:: WRITTEN PROBLEM ::
Scan the lines below for "JSON"; report the number of lines that contain it, and only that.
=====
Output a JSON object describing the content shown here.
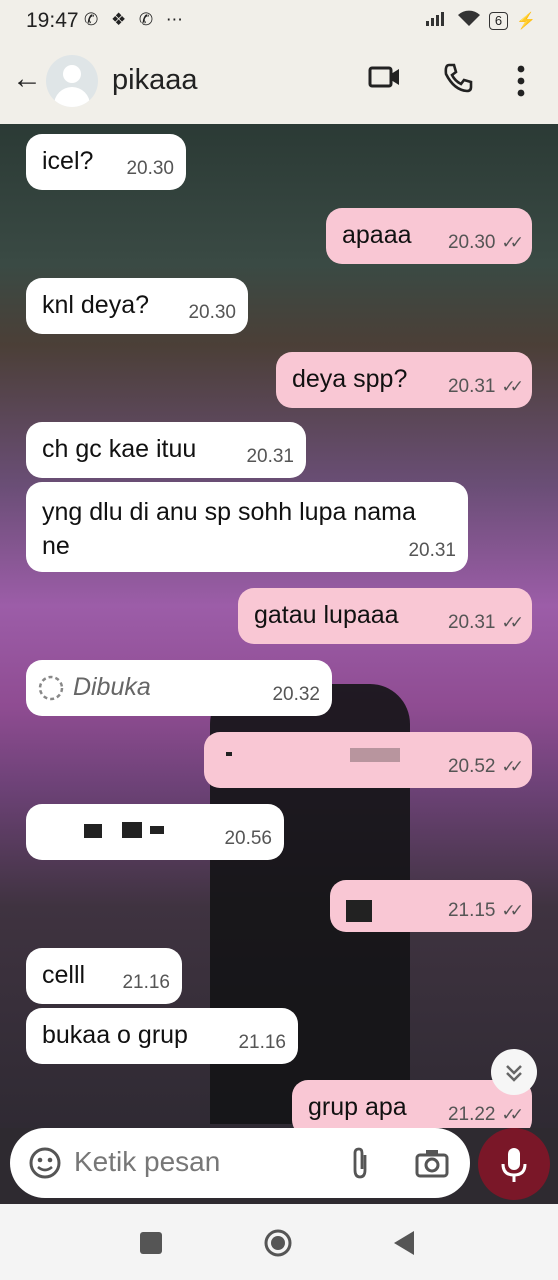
{
  "status_bar": {
    "time": "19:47",
    "app_icons": "✆ ❖ ✆ ⋯",
    "battery": "6"
  },
  "header": {
    "contact_name": "pikaaa"
  },
  "messages": [
    {
      "dir": "in",
      "text": "icel?",
      "time": "20.30"
    },
    {
      "dir": "out",
      "text": "apaaa",
      "time": "20.30",
      "ticks": "✓✓"
    },
    {
      "dir": "in",
      "text": "knl deya?",
      "time": "20.30"
    },
    {
      "dir": "out",
      "text": "deya spp?",
      "time": "20.31",
      "ticks": "✓✓"
    },
    {
      "dir": "in",
      "text": "ch gc kae ituu",
      "time": "20.31"
    },
    {
      "dir": "in",
      "text": "yng dlu di anu sp sohh lupa nama ne",
      "time": "20.31"
    },
    {
      "dir": "out",
      "text": "gatau lupaaa",
      "time": "20.31",
      "ticks": "✓✓"
    },
    {
      "dir": "in",
      "text": "Dibuka",
      "time": "20.32"
    },
    {
      "dir": "out",
      "text": "",
      "time": "20.52",
      "ticks": "✓✓"
    },
    {
      "dir": "in",
      "text": "",
      "time": "20.56"
    },
    {
      "dir": "out",
      "text": "",
      "time": "21.15",
      "ticks": "✓✓"
    },
    {
      "dir": "in",
      "text": "celll",
      "time": "21.16"
    },
    {
      "dir": "in",
      "text": "bukaa o grup",
      "time": "21.16"
    },
    {
      "dir": "out",
      "text": "grup apa",
      "time": "21.22",
      "ticks": "✓✓"
    }
  ],
  "composer": {
    "placeholder": "Ketik pesan"
  },
  "colors": {
    "incoming": "#ffffff",
    "outgoing": "#f9c7d4",
    "mic": "#7a1728"
  }
}
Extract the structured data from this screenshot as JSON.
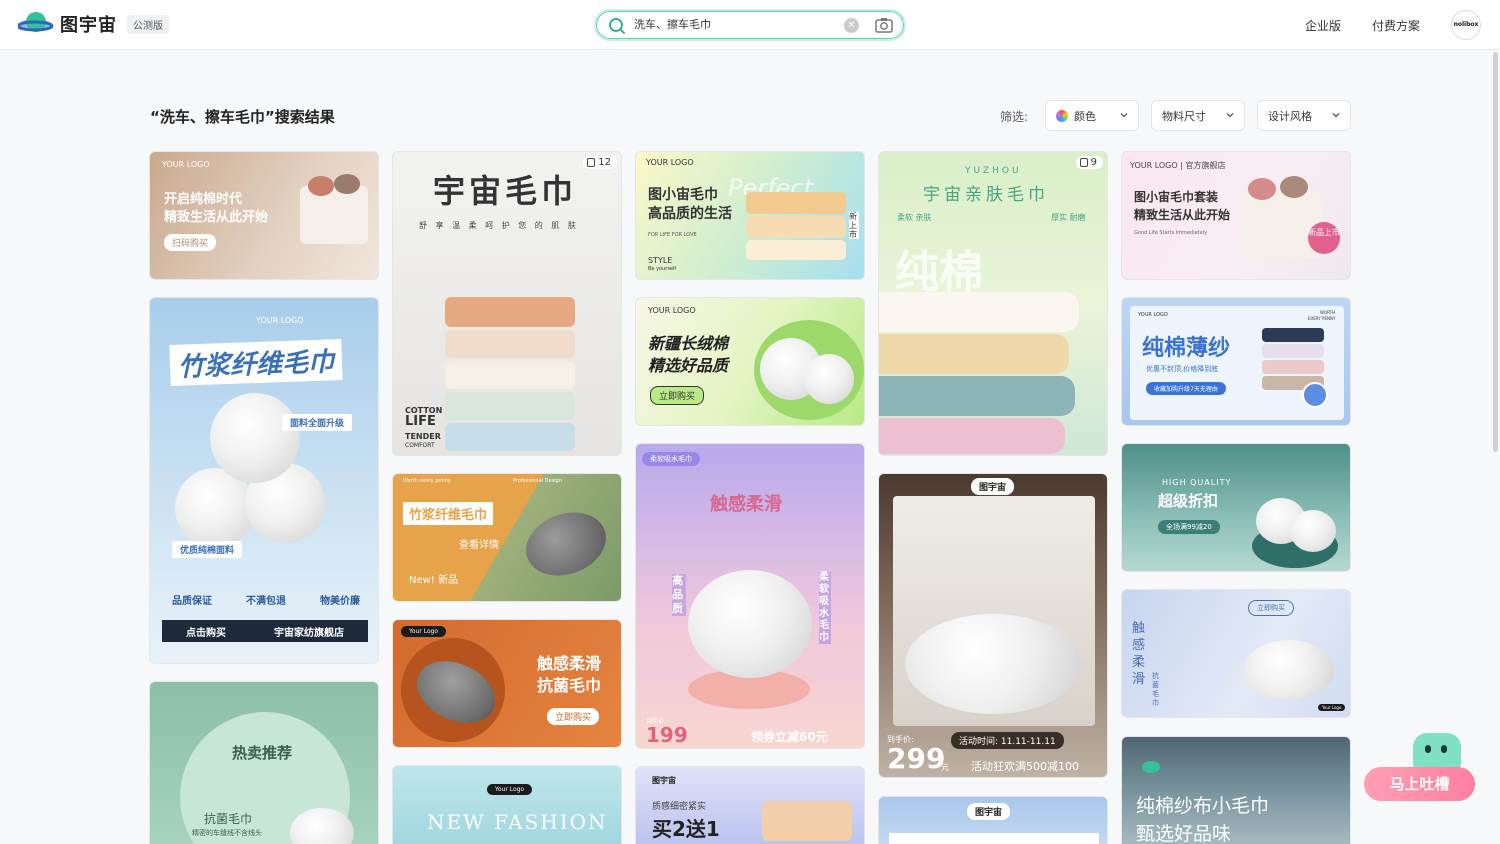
=====
:: COMPLETE ANSWER ::
2